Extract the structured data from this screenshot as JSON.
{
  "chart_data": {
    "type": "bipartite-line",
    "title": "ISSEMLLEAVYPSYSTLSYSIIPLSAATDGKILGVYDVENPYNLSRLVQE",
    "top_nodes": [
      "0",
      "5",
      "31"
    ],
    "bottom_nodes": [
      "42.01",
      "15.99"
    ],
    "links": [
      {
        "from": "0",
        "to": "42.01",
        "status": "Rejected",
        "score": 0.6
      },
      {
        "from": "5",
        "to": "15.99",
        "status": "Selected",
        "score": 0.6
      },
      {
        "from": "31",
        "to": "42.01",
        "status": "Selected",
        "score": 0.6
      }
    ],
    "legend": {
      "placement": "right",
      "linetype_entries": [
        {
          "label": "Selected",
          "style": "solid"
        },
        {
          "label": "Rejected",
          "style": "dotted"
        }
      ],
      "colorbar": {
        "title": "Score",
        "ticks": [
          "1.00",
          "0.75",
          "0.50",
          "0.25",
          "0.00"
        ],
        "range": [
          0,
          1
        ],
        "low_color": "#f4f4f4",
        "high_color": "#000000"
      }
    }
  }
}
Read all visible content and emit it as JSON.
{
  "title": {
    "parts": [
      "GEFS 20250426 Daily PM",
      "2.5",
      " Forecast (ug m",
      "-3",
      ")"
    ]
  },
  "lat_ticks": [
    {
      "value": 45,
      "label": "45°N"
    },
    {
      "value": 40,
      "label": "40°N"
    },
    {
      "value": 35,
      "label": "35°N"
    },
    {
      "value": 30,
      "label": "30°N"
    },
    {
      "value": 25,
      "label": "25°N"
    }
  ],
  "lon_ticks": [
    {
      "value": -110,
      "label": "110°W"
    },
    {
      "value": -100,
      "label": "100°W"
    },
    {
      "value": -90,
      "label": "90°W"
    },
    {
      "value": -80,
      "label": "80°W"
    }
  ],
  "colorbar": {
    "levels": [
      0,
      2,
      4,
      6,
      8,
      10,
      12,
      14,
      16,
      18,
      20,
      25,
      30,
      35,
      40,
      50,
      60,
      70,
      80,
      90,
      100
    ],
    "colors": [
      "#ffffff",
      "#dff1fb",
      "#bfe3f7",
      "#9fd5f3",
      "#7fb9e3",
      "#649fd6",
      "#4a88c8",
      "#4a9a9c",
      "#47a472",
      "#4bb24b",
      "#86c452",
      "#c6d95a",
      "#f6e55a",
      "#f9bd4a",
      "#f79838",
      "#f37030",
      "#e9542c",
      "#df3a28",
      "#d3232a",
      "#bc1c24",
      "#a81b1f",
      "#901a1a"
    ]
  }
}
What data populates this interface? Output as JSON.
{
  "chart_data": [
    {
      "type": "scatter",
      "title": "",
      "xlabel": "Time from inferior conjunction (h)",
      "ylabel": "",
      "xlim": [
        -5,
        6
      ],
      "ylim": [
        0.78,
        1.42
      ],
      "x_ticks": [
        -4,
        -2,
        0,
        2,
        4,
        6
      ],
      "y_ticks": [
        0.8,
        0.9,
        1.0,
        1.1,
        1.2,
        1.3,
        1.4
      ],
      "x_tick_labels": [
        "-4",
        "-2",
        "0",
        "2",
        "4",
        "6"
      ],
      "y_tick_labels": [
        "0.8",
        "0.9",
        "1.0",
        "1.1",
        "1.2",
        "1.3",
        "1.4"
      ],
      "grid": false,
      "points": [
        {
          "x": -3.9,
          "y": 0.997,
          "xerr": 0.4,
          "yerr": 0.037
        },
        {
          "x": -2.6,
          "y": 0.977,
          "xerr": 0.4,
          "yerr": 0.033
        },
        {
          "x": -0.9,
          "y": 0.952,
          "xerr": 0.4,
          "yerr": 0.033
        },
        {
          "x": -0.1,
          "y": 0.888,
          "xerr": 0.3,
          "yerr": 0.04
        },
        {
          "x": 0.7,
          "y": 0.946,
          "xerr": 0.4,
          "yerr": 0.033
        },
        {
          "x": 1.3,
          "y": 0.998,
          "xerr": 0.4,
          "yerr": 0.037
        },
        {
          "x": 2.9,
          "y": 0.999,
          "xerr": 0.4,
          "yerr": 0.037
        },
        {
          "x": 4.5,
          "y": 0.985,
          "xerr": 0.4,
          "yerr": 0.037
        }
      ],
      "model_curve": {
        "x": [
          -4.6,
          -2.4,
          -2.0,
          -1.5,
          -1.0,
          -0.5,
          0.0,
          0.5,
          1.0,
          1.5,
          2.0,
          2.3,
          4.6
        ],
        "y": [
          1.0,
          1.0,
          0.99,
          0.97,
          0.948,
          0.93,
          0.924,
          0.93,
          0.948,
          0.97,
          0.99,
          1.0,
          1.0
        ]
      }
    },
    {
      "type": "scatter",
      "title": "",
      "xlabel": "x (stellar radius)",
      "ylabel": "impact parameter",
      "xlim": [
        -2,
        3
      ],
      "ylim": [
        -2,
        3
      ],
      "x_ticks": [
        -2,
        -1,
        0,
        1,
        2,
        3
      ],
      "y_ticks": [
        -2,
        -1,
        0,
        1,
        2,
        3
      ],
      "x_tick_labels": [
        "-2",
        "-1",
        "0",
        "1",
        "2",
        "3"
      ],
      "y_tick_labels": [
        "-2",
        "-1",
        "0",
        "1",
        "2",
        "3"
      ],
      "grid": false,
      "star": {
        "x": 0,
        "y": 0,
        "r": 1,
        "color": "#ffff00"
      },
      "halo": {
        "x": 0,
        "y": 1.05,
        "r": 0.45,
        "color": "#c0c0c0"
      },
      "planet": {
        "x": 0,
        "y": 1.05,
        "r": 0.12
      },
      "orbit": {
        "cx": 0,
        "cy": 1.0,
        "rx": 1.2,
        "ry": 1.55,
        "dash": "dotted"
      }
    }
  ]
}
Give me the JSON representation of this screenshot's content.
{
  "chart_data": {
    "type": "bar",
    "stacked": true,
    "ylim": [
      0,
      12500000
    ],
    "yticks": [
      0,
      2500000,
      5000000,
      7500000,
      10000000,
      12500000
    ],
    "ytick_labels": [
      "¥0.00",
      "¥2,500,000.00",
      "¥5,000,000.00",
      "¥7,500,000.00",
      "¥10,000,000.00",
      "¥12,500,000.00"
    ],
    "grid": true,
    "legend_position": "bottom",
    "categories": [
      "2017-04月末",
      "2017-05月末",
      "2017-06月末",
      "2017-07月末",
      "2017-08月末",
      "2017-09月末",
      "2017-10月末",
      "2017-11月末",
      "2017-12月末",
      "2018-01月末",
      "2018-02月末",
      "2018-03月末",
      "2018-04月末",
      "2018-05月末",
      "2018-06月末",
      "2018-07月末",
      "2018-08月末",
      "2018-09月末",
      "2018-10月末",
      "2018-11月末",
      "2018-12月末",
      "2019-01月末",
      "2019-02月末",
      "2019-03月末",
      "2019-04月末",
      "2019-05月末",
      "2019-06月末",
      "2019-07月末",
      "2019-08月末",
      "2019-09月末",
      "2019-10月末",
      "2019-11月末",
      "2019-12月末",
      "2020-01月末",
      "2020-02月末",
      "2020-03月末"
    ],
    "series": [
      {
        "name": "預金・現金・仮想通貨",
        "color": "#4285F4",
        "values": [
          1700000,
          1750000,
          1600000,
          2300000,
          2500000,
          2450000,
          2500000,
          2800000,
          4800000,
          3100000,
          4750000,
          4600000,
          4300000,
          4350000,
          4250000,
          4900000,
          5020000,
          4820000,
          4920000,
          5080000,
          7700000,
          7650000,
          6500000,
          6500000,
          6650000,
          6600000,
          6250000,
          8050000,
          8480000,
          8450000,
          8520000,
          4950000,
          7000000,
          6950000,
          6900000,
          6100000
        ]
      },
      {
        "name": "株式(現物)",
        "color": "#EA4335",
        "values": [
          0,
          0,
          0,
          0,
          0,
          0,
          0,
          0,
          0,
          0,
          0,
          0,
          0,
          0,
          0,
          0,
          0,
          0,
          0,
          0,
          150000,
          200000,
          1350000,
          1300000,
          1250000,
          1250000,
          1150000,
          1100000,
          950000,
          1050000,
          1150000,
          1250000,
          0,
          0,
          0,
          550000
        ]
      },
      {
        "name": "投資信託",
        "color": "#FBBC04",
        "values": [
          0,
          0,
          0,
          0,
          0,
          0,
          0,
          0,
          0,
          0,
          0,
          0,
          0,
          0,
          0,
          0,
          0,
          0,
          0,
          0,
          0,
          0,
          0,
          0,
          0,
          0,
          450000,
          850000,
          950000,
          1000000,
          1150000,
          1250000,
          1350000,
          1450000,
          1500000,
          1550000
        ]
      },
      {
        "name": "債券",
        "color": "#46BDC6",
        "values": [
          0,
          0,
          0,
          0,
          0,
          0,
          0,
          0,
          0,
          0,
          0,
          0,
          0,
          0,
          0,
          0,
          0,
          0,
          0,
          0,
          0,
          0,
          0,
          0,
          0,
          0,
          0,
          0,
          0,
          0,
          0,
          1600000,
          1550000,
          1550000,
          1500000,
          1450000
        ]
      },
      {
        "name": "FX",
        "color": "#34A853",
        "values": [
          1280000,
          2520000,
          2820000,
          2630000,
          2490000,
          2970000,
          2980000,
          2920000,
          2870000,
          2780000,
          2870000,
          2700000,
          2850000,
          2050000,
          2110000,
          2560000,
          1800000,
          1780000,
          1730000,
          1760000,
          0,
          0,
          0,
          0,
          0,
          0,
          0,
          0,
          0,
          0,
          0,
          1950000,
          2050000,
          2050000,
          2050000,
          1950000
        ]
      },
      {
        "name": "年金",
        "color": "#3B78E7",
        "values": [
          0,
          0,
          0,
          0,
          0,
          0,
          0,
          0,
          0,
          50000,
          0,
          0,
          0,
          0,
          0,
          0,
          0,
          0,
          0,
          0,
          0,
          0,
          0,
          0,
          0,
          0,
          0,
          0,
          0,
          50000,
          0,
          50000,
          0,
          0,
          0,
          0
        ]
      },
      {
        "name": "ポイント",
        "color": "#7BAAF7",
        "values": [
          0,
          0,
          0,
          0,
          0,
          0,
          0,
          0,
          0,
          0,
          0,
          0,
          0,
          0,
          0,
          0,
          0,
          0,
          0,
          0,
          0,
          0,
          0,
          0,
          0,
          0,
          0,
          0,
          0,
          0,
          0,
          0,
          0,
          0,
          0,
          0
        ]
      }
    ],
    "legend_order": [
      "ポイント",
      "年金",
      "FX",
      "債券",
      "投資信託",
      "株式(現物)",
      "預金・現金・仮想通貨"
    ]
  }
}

————————

* _What to produce_:
Show, from the listing above, each line that contains the word "content".

* _Written solution_:
Read all visible content and emit it as JSON.
Give me the JSON representation of this screenshot's content.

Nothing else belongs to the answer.